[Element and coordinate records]
((

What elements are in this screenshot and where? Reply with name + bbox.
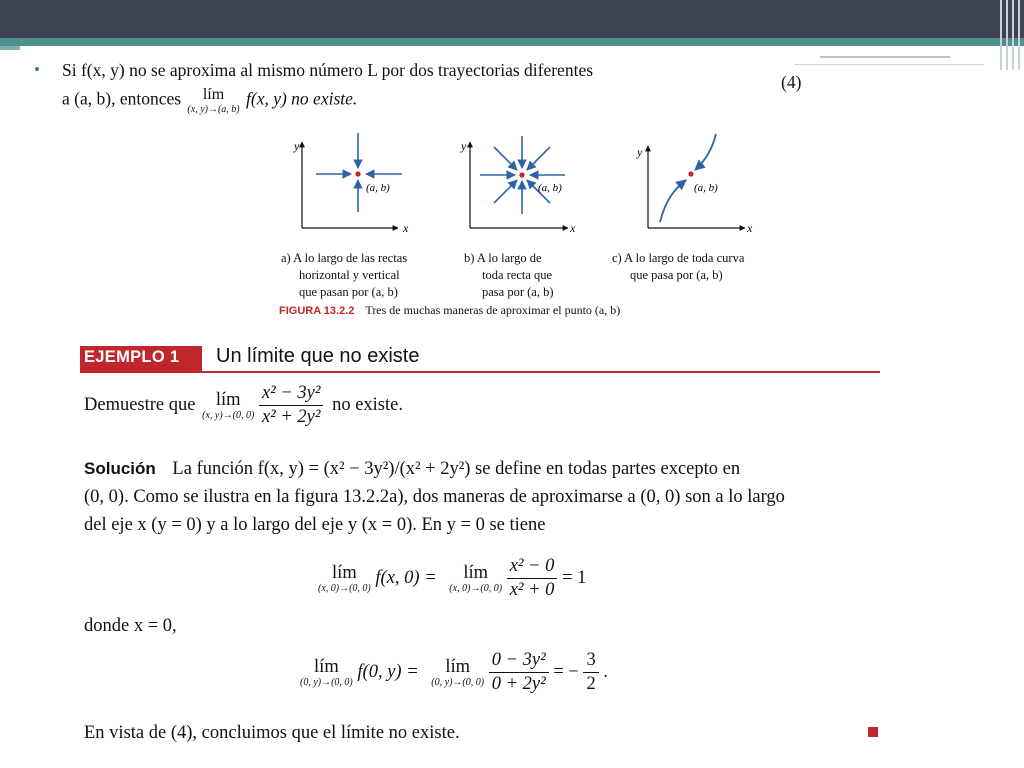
eq2-rhs-den: 2 bbox=[583, 672, 598, 695]
example-title: Un límite que no existe bbox=[216, 345, 420, 367]
figure-label: FIGURA 13.2.2 bbox=[279, 305, 355, 317]
axis-x-label-a: x bbox=[403, 221, 409, 235]
eq2-limit-2 bbox=[431, 657, 484, 688]
eq1-lim-sub-2: (x, 0)→(0, 0) bbox=[449, 583, 503, 595]
equation-1 bbox=[318, 556, 586, 601]
solution-donde: donde x = 0, bbox=[84, 616, 177, 636]
statement-frac-den: x² + 2y² bbox=[259, 405, 324, 428]
point-ab-c bbox=[688, 171, 693, 176]
qed-square-icon bbox=[868, 727, 878, 737]
eq1-lhs: f(x, 0) = bbox=[375, 568, 437, 588]
figure-caption-b bbox=[464, 250, 554, 301]
figure-caption-c bbox=[612, 250, 744, 284]
eq2-lhs: f(0, y) = bbox=[357, 662, 419, 682]
figure-title bbox=[279, 303, 620, 318]
eq2-rhs-fraction bbox=[583, 650, 598, 695]
solution-line-1 bbox=[84, 459, 740, 480]
example-badge: EJEMPLO 1 bbox=[84, 348, 180, 366]
axis-y-label-a: y bbox=[294, 139, 300, 153]
statement-limit bbox=[202, 390, 254, 421]
solution-line-1-text: La función f(x, y) = (x² − 3y²)/(x² + 2y²) se define en todas partes excepto en bbox=[172, 459, 741, 479]
slide-accent-band bbox=[0, 38, 1024, 46]
eq1-limit-2 bbox=[449, 563, 502, 594]
point-ab-a bbox=[355, 171, 360, 176]
eq2-frac-den: 0 + 2y² bbox=[489, 672, 549, 695]
statement-frac-num: x² − 3y² bbox=[261, 383, 321, 403]
eq2-limit-1 bbox=[300, 657, 353, 688]
caption-b-line-2: toda recta que bbox=[482, 268, 553, 282]
figure-panel-a bbox=[293, 133, 409, 235]
eq2-rhs-num: 3 bbox=[586, 650, 596, 670]
eq2-fraction bbox=[489, 650, 549, 695]
eq1-rhs: = 1 bbox=[562, 568, 587, 588]
point-label-c: (a, b) bbox=[694, 182, 718, 194]
solution-conclusion: En vista de (4), concluimos que el límite no existe. bbox=[84, 723, 460, 743]
figure-panel-c bbox=[636, 134, 753, 235]
caption-b-line-1: b) A lo largo de bbox=[464, 251, 542, 265]
slide-corner-decoration bbox=[984, 0, 1024, 70]
figure-caption-a bbox=[281, 250, 407, 301]
eq2-lim-sub-1: (0, y)→(0, 0) bbox=[300, 677, 353, 689]
curve-arrow-upper bbox=[695, 134, 716, 170]
bullet-line-2-end: f(x, y) no existe. bbox=[246, 88, 358, 109]
bullet-line-2-start: a (a, b), entonces bbox=[62, 88, 182, 109]
equation-2 bbox=[300, 650, 608, 695]
eq1-lim-sub-1: (x, 0)→(0, 0) bbox=[318, 583, 371, 595]
eq1-fraction bbox=[507, 556, 558, 601]
eq1-limit-1 bbox=[318, 563, 371, 594]
eq2-lim-word-1: lím bbox=[314, 656, 339, 677]
eq1-lim-word-1: lím bbox=[332, 562, 357, 583]
eq2-rhs-end: . bbox=[603, 662, 608, 682]
solution-heading: Solución bbox=[84, 459, 156, 478]
eq2-lim-sub-2: (0, y)→(0, 0) bbox=[431, 677, 485, 689]
caption-a-line-2: horizontal y vertical bbox=[299, 268, 400, 282]
arrow-b-6 bbox=[527, 147, 550, 170]
slide-deco-line bbox=[820, 56, 950, 58]
solution-line-3: del eje x (y = 0) y a lo largo del eje y (x = 0). En y = 0 se tiene bbox=[84, 515, 546, 535]
eq1-lim-word-2: lím bbox=[463, 562, 489, 583]
statement-prompt: Demuestre que bbox=[84, 395, 196, 415]
caption-c-line-2: que pasa por (a, b) bbox=[630, 268, 723, 282]
point-label-a: (a, b) bbox=[366, 182, 390, 194]
example-statement bbox=[84, 383, 403, 428]
caption-a-line-3: que pasan por (a, b) bbox=[299, 285, 398, 299]
example-rule bbox=[80, 371, 880, 373]
eq2-frac-num: 0 − 3y² bbox=[491, 650, 546, 670]
axis-x-label-c: x bbox=[747, 221, 753, 235]
statement-lim-word: lím bbox=[215, 389, 241, 410]
statement-end: no existe. bbox=[332, 395, 403, 415]
figure-title-text: Tres de muchas maneras de aproximar el punto (a, b) bbox=[365, 303, 621, 317]
point-label-b: (a, b) bbox=[538, 182, 562, 194]
eq1-frac-num: x² − 0 bbox=[509, 556, 555, 576]
bullet-lim-word: lím bbox=[202, 86, 225, 103]
eq1-frac-den: x² + 0 bbox=[507, 578, 558, 601]
slide-accent-tab bbox=[0, 46, 20, 50]
solution-line-2: (0, 0). Como se ilustra en la figura 13.2.2a), dos maneras de aproximarse a (0, 0) son a lo largo bbox=[84, 487, 785, 507]
figure-13-2-2 bbox=[280, 128, 790, 253]
axis-x-label-b: x bbox=[570, 221, 576, 235]
figure-panel-b bbox=[460, 136, 576, 235]
bullet-line-1: Si f(x, y) no se aproxima al mismo número L por dos trayectorias diferentes bbox=[62, 60, 594, 80]
slide-header-bar bbox=[0, 0, 1024, 38]
bullet-line-2 bbox=[62, 86, 357, 115]
eq2-lim-word-2: lím bbox=[445, 656, 471, 677]
axis-y-label-b: y bbox=[461, 139, 467, 153]
equation-number: (4) bbox=[781, 72, 802, 92]
bullet-marker: • bbox=[34, 60, 40, 79]
statement-lim-sub: (x, y)→(0, 0) bbox=[202, 410, 255, 422]
statement-fraction bbox=[259, 383, 324, 428]
axis-y-label-c: y bbox=[637, 145, 643, 159]
caption-a-line-1: a) A lo largo de las rectas bbox=[281, 251, 408, 265]
arrow-b-5 bbox=[494, 147, 517, 170]
caption-b-line-3: pasa por (a, b) bbox=[482, 285, 554, 299]
bullet-limit bbox=[187, 86, 239, 115]
point-ab-b bbox=[519, 172, 524, 177]
slide-deco-line-2 bbox=[794, 64, 984, 65]
caption-c-line-1: c) A lo largo de toda curva bbox=[612, 251, 745, 265]
bullet-lim-sub: (x, y)→(a, b) bbox=[187, 103, 240, 115]
arrow-b-7 bbox=[494, 180, 517, 203]
eq2-rhs-sign: = − bbox=[553, 662, 579, 682]
curve-arrow-lower bbox=[660, 180, 686, 222]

))

» TO DO: Identify every line in the material above that contains the word "largo", with case counting, and copy each of those lines in full.

» PROBLEM SOLUTION:
caption-b-line-1: b) A lo largo de bbox=[464, 251, 542, 265]
solution-line-3: del eje x (y = 0) y a lo largo del eje y (x = 0). En y = 0 se tiene bbox=[84, 515, 546, 535]
solution-line-2: (0, 0). Como se ilustra en la figura 13.2.2a), dos maneras de aproximarse a (0, 0) son a lo largo bbox=[84, 487, 785, 507]
caption-a-line-1: a) A lo largo de las rectas bbox=[281, 251, 408, 265]
caption-c-line-1: c) A lo largo de toda curva bbox=[612, 251, 745, 265]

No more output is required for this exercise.